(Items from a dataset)
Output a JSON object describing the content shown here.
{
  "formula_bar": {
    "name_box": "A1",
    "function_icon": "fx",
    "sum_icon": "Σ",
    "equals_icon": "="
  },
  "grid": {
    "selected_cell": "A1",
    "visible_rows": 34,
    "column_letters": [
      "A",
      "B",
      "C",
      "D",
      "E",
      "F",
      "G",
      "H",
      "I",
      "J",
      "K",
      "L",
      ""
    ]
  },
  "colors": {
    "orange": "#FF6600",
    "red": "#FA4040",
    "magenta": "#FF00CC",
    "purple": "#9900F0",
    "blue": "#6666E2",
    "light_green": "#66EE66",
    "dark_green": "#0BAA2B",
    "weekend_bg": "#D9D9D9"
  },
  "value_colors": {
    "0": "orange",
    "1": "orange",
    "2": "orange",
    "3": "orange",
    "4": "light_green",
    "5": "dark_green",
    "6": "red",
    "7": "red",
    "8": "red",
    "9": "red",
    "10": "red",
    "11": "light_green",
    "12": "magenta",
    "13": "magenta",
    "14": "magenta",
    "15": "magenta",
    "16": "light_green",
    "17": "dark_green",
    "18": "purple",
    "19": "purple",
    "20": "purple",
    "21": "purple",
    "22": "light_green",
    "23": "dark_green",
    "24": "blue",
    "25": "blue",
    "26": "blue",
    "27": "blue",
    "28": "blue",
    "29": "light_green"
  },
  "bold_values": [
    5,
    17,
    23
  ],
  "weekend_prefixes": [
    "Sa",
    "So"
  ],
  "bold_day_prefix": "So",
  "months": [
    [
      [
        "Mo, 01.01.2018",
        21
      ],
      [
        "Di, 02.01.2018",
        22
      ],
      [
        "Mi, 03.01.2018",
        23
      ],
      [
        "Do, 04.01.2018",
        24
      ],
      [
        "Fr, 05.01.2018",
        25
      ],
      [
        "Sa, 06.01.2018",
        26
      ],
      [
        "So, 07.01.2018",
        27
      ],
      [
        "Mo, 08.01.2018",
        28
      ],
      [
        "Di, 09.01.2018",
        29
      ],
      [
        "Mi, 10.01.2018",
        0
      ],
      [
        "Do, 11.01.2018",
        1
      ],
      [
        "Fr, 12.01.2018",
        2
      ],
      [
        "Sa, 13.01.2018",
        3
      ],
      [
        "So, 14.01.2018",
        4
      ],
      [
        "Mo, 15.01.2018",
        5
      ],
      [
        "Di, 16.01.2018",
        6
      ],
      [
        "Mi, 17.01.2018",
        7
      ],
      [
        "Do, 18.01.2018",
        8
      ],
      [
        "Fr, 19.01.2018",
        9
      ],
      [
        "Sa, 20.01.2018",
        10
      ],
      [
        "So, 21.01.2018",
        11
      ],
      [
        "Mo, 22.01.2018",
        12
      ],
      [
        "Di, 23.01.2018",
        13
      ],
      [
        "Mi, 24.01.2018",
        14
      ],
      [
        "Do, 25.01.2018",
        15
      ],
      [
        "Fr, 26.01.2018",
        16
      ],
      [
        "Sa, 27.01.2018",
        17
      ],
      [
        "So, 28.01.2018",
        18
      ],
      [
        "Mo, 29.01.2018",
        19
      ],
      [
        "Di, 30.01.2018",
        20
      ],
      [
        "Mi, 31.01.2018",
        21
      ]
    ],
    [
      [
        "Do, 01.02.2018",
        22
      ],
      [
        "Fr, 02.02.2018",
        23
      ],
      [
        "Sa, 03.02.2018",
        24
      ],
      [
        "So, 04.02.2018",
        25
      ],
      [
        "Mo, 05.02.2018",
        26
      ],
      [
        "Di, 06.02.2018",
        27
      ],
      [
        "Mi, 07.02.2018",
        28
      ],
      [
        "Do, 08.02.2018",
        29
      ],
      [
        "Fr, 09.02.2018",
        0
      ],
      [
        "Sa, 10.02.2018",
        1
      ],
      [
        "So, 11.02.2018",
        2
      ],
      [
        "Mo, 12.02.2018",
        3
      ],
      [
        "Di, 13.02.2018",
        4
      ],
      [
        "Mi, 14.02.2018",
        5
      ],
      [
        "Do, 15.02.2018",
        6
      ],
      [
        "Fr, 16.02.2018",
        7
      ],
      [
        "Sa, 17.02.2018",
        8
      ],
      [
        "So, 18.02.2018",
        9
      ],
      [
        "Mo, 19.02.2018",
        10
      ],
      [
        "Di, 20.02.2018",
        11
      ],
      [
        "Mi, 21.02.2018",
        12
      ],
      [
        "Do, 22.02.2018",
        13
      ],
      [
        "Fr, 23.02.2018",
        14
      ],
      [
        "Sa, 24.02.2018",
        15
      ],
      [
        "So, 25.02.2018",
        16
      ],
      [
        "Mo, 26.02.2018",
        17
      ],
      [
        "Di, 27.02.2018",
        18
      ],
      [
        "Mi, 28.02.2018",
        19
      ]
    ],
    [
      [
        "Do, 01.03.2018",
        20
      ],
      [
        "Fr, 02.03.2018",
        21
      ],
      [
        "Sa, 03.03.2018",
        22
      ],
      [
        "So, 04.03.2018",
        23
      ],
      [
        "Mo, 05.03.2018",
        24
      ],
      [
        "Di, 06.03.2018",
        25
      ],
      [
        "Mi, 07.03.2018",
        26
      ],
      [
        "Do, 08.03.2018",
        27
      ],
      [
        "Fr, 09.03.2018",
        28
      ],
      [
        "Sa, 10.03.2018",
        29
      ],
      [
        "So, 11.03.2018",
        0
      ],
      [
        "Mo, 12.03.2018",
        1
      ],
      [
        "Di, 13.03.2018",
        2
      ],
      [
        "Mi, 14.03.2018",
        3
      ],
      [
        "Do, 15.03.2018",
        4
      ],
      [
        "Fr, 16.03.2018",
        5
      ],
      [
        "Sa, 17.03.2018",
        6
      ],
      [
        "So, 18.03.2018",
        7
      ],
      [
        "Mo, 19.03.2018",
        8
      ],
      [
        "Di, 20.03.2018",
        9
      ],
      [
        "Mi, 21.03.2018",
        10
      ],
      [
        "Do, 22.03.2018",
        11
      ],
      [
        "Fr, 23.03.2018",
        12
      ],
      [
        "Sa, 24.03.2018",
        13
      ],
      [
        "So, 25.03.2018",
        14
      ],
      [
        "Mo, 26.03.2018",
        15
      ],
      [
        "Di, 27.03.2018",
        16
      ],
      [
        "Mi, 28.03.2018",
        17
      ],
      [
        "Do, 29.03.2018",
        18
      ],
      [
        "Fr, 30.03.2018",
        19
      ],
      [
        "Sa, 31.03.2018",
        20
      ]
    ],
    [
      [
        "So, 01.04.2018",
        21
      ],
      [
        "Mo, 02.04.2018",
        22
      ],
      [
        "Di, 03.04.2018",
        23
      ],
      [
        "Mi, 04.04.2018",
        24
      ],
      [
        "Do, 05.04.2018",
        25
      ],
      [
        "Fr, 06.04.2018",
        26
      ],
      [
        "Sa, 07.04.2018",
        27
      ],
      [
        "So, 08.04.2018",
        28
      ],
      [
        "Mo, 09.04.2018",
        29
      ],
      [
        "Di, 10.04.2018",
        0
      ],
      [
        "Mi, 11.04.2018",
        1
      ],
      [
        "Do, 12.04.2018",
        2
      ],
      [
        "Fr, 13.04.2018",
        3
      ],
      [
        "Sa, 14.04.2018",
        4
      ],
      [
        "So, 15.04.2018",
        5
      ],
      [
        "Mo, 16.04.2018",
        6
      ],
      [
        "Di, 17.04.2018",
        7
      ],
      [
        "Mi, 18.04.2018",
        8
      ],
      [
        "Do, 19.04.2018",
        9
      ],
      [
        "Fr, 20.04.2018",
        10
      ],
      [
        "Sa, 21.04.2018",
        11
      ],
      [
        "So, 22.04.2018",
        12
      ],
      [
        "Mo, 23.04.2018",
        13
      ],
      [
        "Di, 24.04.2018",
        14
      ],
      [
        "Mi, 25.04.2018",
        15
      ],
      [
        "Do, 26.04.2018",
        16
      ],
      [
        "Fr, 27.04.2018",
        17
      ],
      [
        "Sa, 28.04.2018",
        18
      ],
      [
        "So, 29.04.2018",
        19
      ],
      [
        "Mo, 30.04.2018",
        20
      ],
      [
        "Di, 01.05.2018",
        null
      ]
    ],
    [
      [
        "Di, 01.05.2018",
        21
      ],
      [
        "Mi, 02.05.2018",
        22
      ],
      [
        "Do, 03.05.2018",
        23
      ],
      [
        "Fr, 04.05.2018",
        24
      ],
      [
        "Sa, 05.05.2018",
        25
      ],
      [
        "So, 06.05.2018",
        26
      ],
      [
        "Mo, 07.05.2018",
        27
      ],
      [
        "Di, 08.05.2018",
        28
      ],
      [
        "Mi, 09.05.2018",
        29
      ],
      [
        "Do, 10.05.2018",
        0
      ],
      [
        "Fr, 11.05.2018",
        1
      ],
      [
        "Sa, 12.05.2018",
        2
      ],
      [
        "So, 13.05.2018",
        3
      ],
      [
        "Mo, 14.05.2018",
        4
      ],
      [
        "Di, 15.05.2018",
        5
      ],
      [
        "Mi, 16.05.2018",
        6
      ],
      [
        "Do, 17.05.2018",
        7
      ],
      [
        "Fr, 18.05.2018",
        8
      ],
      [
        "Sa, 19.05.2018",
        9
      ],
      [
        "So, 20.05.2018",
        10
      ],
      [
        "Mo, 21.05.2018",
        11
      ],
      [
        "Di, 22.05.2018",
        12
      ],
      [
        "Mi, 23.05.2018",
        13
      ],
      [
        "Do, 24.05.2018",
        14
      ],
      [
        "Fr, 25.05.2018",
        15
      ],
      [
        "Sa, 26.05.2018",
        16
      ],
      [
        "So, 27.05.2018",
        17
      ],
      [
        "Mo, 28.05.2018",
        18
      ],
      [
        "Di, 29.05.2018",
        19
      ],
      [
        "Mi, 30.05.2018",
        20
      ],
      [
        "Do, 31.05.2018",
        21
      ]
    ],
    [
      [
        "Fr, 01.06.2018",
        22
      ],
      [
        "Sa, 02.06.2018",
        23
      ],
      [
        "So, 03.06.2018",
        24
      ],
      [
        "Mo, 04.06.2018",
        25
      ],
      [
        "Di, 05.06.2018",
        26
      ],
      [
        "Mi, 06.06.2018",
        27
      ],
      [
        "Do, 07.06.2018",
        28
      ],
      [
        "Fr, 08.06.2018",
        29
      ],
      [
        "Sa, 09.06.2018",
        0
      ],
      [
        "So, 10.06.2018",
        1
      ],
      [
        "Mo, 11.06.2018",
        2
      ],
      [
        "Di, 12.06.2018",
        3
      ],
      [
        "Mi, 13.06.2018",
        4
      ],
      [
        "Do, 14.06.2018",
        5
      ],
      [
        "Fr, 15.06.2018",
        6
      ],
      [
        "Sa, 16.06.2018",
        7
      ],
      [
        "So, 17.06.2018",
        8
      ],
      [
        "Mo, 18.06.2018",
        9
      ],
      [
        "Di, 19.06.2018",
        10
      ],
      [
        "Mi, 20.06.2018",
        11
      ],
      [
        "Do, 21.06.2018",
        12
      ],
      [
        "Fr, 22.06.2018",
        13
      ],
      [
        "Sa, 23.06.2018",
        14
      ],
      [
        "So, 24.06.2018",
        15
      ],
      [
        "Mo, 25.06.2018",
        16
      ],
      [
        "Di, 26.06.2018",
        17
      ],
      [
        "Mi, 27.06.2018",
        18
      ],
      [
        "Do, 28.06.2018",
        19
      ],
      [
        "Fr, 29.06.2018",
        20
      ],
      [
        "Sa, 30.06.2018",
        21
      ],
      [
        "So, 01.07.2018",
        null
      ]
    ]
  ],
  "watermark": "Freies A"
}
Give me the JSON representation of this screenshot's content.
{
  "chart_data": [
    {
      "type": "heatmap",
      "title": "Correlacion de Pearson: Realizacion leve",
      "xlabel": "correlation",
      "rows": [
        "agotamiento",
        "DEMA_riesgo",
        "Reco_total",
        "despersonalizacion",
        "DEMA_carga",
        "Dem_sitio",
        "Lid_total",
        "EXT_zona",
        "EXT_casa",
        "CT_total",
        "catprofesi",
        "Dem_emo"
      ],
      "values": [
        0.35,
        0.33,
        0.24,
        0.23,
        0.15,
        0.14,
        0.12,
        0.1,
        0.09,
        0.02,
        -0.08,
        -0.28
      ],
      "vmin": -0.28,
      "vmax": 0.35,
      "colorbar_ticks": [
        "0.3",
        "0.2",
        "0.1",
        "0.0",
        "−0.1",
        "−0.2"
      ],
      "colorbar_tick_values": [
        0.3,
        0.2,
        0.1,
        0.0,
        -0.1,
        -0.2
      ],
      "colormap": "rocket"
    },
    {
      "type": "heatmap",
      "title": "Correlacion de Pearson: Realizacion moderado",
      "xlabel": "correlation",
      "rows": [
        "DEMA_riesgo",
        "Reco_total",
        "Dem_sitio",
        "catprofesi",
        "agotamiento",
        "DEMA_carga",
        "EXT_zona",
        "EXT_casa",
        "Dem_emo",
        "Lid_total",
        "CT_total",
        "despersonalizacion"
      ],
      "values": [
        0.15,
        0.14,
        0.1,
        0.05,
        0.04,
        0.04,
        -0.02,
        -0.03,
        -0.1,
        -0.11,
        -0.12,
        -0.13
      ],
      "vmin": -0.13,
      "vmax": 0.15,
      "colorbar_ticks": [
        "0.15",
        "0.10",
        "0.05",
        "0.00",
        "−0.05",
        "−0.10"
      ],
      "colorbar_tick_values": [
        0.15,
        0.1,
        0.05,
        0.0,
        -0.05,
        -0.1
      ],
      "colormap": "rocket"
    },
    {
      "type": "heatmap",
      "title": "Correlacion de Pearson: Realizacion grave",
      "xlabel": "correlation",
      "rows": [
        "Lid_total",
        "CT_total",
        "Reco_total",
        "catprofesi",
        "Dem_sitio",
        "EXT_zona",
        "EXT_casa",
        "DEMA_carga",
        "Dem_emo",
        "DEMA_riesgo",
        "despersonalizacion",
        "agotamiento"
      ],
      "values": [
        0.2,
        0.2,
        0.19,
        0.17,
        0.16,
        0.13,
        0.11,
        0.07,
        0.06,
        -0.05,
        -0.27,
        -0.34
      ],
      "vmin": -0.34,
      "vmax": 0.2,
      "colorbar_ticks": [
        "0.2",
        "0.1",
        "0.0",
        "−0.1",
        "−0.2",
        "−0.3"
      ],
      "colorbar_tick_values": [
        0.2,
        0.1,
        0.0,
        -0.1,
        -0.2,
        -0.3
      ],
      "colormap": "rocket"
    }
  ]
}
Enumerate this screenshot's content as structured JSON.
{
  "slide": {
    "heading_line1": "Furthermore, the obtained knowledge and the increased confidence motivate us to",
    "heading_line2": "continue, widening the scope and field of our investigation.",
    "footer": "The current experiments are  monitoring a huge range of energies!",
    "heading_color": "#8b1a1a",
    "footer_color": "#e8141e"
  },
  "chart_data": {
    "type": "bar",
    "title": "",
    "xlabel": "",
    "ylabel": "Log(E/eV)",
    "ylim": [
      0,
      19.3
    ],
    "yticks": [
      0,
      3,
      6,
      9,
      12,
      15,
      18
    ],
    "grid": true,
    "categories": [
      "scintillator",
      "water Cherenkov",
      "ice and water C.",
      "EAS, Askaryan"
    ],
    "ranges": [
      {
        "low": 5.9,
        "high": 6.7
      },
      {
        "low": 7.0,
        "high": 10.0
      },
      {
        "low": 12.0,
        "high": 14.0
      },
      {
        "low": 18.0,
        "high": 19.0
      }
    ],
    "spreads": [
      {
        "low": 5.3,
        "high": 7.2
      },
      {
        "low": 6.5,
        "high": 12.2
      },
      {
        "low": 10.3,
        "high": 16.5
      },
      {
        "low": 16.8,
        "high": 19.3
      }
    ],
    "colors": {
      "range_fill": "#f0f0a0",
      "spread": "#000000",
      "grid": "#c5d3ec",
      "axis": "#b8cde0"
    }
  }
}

§ EXERCISE REQUIREMENTS: Determine the number of lines where the string "Realizacion" occurs, and give that number only.

§ TASK SOLUTION: 3